§ **Set exercise**
Leaving out all images, write out the records that follow exactly.

Stored data entries
----------
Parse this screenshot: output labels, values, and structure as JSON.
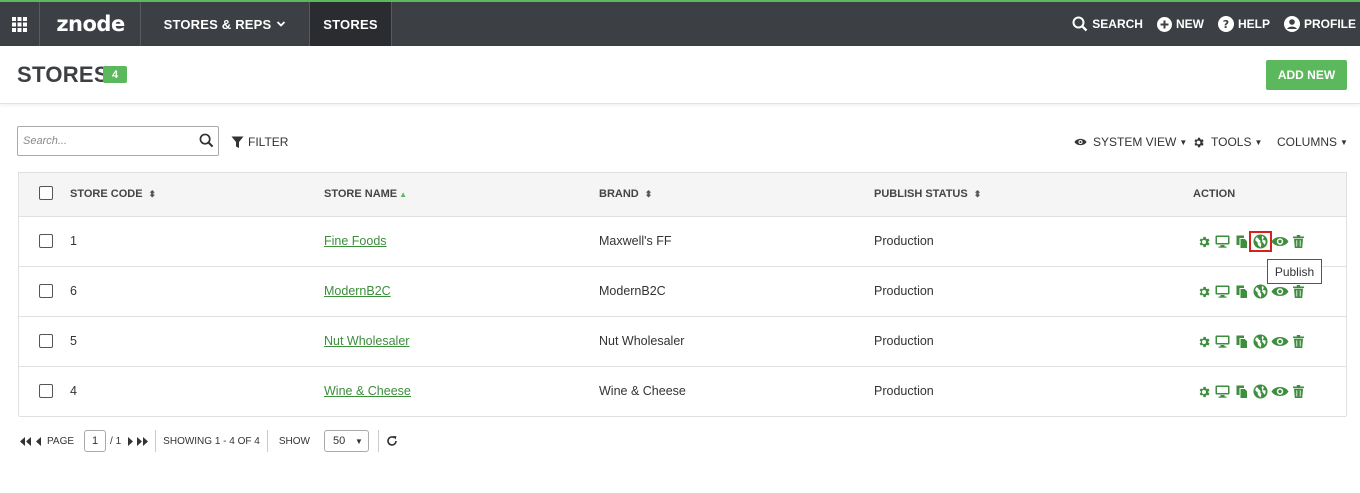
{
  "nav": {
    "logo": "znode",
    "stores_reps": "STORES & REPS",
    "stores": "STORES",
    "search": "SEARCH",
    "new": "NEW",
    "help": "HELP",
    "profile": "PROFILE"
  },
  "header": {
    "title": "STORES",
    "count": "4",
    "add_new": "ADD NEW"
  },
  "toolbar": {
    "search_placeholder": "Search...",
    "filter": "FILTER",
    "system_view": "SYSTEM VIEW",
    "tools": "TOOLS",
    "columns": "COLUMNS"
  },
  "table": {
    "columns": [
      "STORE CODE",
      "STORE NAME",
      "BRAND",
      "PUBLISH STATUS",
      "ACTION"
    ],
    "rows": [
      {
        "code": "1",
        "name": "Fine Foods",
        "brand": "Maxwell's FF",
        "status": "Production"
      },
      {
        "code": "6",
        "name": "ModernB2C",
        "brand": "ModernB2C",
        "status": "Production"
      },
      {
        "code": "5",
        "name": "Nut Wholesaler",
        "brand": "Nut Wholesaler",
        "status": "Production"
      },
      {
        "code": "4",
        "name": "Wine & Cheese",
        "brand": "Wine & Cheese",
        "status": "Production"
      }
    ],
    "action_icons": [
      "gear-icon",
      "monitor-icon",
      "copy-icon",
      "globe-icon",
      "eye-icon",
      "trash-icon"
    ]
  },
  "tooltip": "Publish",
  "pager": {
    "page_label": "PAGE",
    "page": "1",
    "of": "/ 1",
    "showing": "SHOWING 1 - 4 OF 4",
    "show_label": "SHOW",
    "page_size": "50"
  },
  "colors": {
    "accent": "#5cb85c",
    "nav_bg": "#3c3f43",
    "icon_green": "#3d8e3d",
    "highlight": "#d9201c"
  }
}
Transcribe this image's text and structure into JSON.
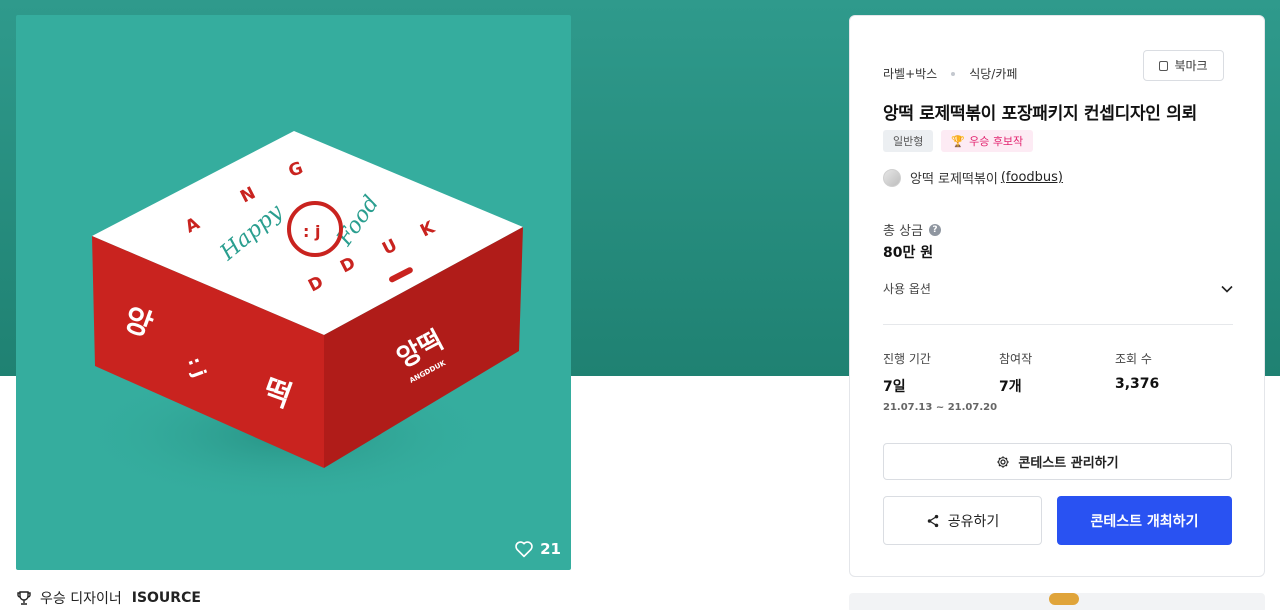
{
  "hero": {
    "bg_color": "#2f9a8c"
  },
  "image": {
    "box_text_top": [
      "A",
      "N",
      "G"
    ],
    "box_text_bottom": [
      "D",
      "D",
      "U",
      "K"
    ],
    "script_left": "Happy",
    "script_right": "Food",
    "face": ": j",
    "side_left_top": "앙",
    "side_left_bottom": "떡",
    "side_right": "앙떡",
    "side_right_sub": "ANGDDUK",
    "like_count": "21"
  },
  "winner": {
    "prefix": "우승 디자이너",
    "name": "ISOURCE"
  },
  "panel": {
    "breadcrumb": [
      "라벨+박스",
      "식당/카페"
    ],
    "bookmark_label": "북마크",
    "title": "앙떡 로제떡볶이 포장패키지 컨셉디자인 의뢰",
    "tags": {
      "type": "일반형",
      "award": "우승 후보작"
    },
    "owner": {
      "name": "앙떡 로제떡볶이",
      "handle": "(foodbus)"
    },
    "prize": {
      "label": "총 상금",
      "value": "80만 원",
      "help": "?"
    },
    "options_label": "사용 옵션",
    "stats": {
      "period": {
        "label": "진행 기간",
        "value": "7일",
        "range": "21.07.13 ~ 21.07.20"
      },
      "entries": {
        "label": "참여작",
        "value": "7개"
      },
      "views": {
        "label": "조회 수",
        "value": "3,376"
      }
    },
    "buttons": {
      "manage": "콘테스트 관리하기",
      "share": "공유하기",
      "host": "콘테스트 개최하기"
    }
  },
  "colors": {
    "primary": "#2952f2",
    "award": "#e2236f",
    "box_red": "#c9231f",
    "teal": "#35ad9e"
  }
}
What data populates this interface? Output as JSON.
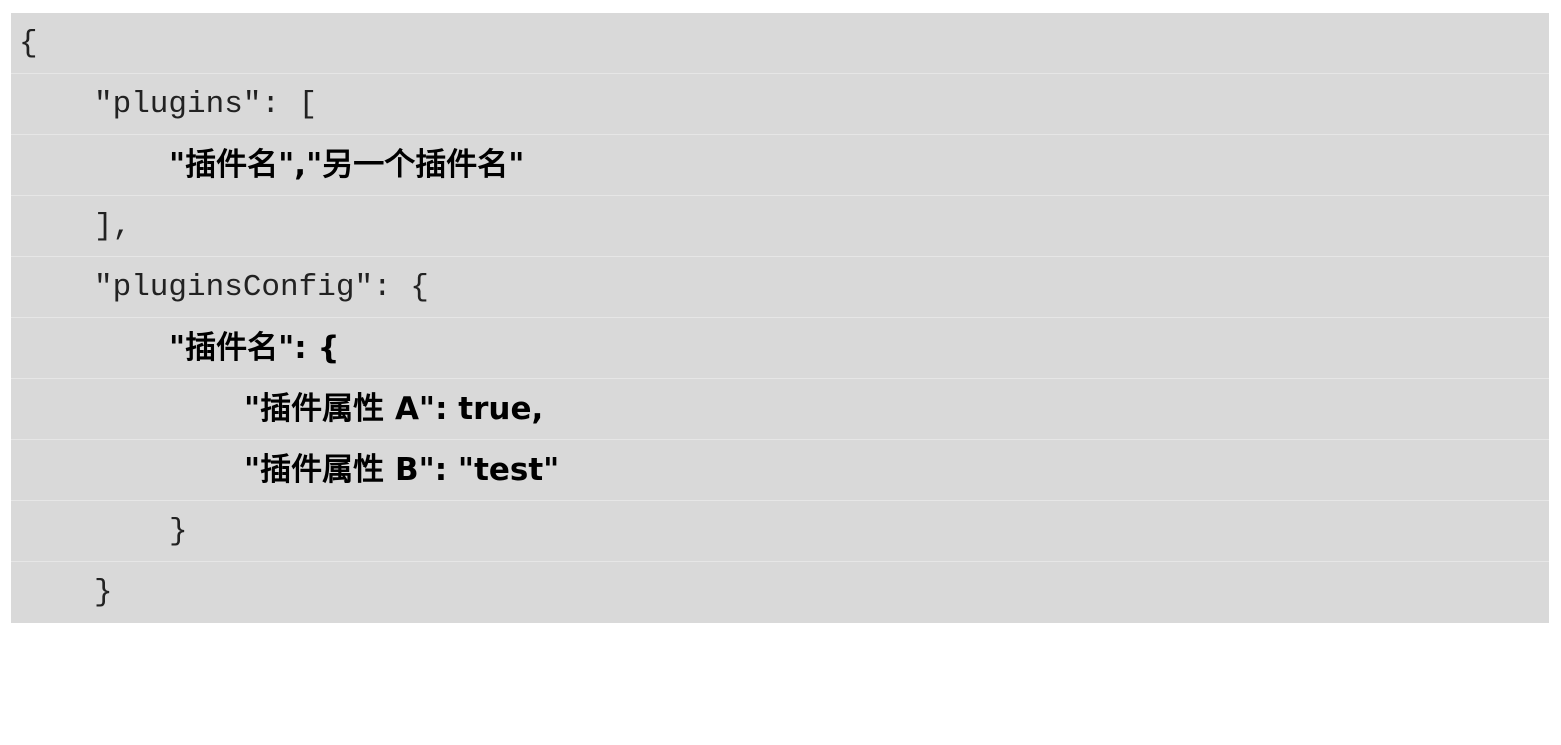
{
  "code_block": {
    "lines": [
      "{",
      "\"plugins\": [",
      "\"插件名\",\"另一个插件名\"",
      "],",
      "\"pluginsConfig\": {",
      "\"插件名\": {",
      "\"插件属性 A\": true,",
      "\"插件属性 B\": \"test\"",
      "}",
      "}"
    ]
  }
}
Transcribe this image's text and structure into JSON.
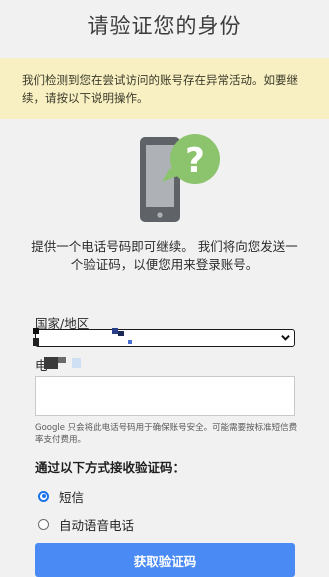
{
  "page": {
    "title": "请验证您的身份"
  },
  "warning": {
    "text": "我们检测到您在尝试访问的账号存在异常活动。如要继续，请按以下说明操作。"
  },
  "illustration": {
    "icon": "phone-question-icon",
    "symbol": "?",
    "colors": {
      "phone": "#5f6368",
      "screen": "#aeb2b6",
      "bubble": "#8cc46d"
    }
  },
  "instructions": {
    "text": "提供一个电话号码即可继续。 我们将向您发送一个验证码，以便您用来登录账号。"
  },
  "form": {
    "country_label": "国家/地区",
    "phone_label_fragment": "电",
    "phone_value": "",
    "note": "Google 只会将此电话号码用于确保账号安全。可能需要按标准短信费率支付费用。"
  },
  "methods": {
    "heading": "通过以下方式接收验证码：",
    "options": [
      {
        "label": "短信",
        "checked": true
      },
      {
        "label": "自动语音电话",
        "checked": false
      }
    ]
  },
  "submit": {
    "label": "获取验证码"
  },
  "colors": {
    "accent": "#1a73e8",
    "button": "#4a8af4",
    "warning_bg": "#f8f0c2",
    "page_bg": "#f1f1f1"
  }
}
----------
§ **Task answer**
Parse this screenshot: output labels, values, and structure as JSON.
{
  "nav": {
    "logo": "znode",
    "stores_reps": "STORES & REPS",
    "stores": "STORES",
    "search": "SEARCH",
    "new": "NEW",
    "help": "HELP",
    "profile": "PROFILE"
  },
  "header": {
    "title": "STORES",
    "count": "4",
    "add_new": "ADD NEW"
  },
  "toolbar": {
    "search_placeholder": "Search...",
    "filter": "FILTER",
    "system_view": "SYSTEM VIEW",
    "tools": "TOOLS",
    "columns": "COLUMNS"
  },
  "table": {
    "columns": [
      "STORE CODE",
      "STORE NAME",
      "BRAND",
      "PUBLISH STATUS",
      "ACTION"
    ],
    "rows": [
      {
        "code": "1",
        "name": "Fine Foods",
        "brand": "Maxwell's FF",
        "status": "Production"
      },
      {
        "code": "6",
        "name": "ModernB2C",
        "brand": "ModernB2C",
        "status": "Production"
      },
      {
        "code": "5",
        "name": "Nut Wholesaler",
        "brand": "Nut Wholesaler",
        "status": "Production"
      },
      {
        "code": "4",
        "name": "Wine & Cheese",
        "brand": "Wine & Cheese",
        "status": "Production"
      }
    ],
    "action_icons": [
      "gear-icon",
      "monitor-icon",
      "copy-icon",
      "globe-icon",
      "eye-icon",
      "trash-icon"
    ]
  },
  "tooltip": "Publish",
  "pager": {
    "page_label": "PAGE",
    "page": "1",
    "of": "/ 1",
    "showing": "SHOWING 1 - 4 OF 4",
    "show_label": "SHOW",
    "page_size": "50"
  },
  "colors": {
    "accent": "#5cb85c",
    "nav_bg": "#3c3f43",
    "icon_green": "#3d8e3d",
    "highlight": "#d9201c"
  }
}
Transcribe this image's text and structure into JSON.
{
  "hero": {
    "bg_color": "#2f9a8c"
  },
  "image": {
    "box_text_top": [
      "A",
      "N",
      "G"
    ],
    "box_text_bottom": [
      "D",
      "D",
      "U",
      "K"
    ],
    "script_left": "Happy",
    "script_right": "Food",
    "face": ": j",
    "side_left_top": "앙",
    "side_left_bottom": "떡",
    "side_right": "앙떡",
    "side_right_sub": "ANGDDUK",
    "like_count": "21"
  },
  "winner": {
    "prefix": "우승 디자이너",
    "name": "ISOURCE"
  },
  "panel": {
    "breadcrumb": [
      "라벨+박스",
      "식당/카페"
    ],
    "bookmark_label": "북마크",
    "title": "앙떡 로제떡볶이 포장패키지 컨셉디자인 의뢰",
    "tags": {
      "type": "일반형",
      "award": "우승 후보작"
    },
    "owner": {
      "name": "앙떡 로제떡볶이",
      "handle": "(foodbus)"
    },
    "prize": {
      "label": "총 상금",
      "value": "80만 원",
      "help": "?"
    },
    "options_label": "사용 옵션",
    "stats": {
      "period": {
        "label": "진행 기간",
        "value": "7일",
        "range": "21.07.13 ~ 21.07.20"
      },
      "entries": {
        "label": "참여작",
        "value": "7개"
      },
      "views": {
        "label": "조회 수",
        "value": "3,376"
      }
    },
    "buttons": {
      "manage": "콘테스트 관리하기",
      "share": "공유하기",
      "host": "콘테스트 개최하기"
    }
  },
  "colors": {
    "primary": "#2952f2",
    "award": "#e2236f",
    "box_red": "#c9231f",
    "teal": "#35ad9e"
  }
}
What data populates this interface? Output as JSON.
{
  "code_block": {
    "lines": [
      "{",
      "\"plugins\": [",
      "\"插件名\",\"另一个插件名\"",
      "],",
      "\"pluginsConfig\": {",
      "\"插件名\": {",
      "\"插件属性 A\": true,",
      "\"插件属性 B\": \"test\"",
      "}",
      "}"
    ]
  }
}
Transcribe this image's text and structure into JSON.
{
  "page": {
    "title": "请验证您的身份"
  },
  "warning": {
    "text": "我们检测到您在尝试访问的账号存在异常活动。如要继续，请按以下说明操作。"
  },
  "illustration": {
    "icon": "phone-question-icon",
    "symbol": "?",
    "colors": {
      "phone": "#5f6368",
      "screen": "#aeb2b6",
      "bubble": "#8cc46d"
    }
  },
  "instructions": {
    "text": "提供一个电话号码即可继续。 我们将向您发送一个验证码，以便您用来登录账号。"
  },
  "form": {
    "country_label": "国家/地区",
    "phone_label_fragment": "电",
    "phone_value": "",
    "note": "Google 只会将此电话号码用于确保账号安全。可能需要按标准短信费率支付费用。"
  },
  "methods": {
    "heading": "通过以下方式接收验证码：",
    "options": [
      {
        "label": "短信",
        "checked": true
      },
      {
        "label": "自动语音电话",
        "checked": false
      }
    ]
  },
  "submit": {
    "label": "获取验证码"
  },
  "colors": {
    "accent": "#1a73e8",
    "button": "#4a8af4",
    "warning_bg": "#f8f0c2",
    "page_bg": "#f1f1f1"
  }
}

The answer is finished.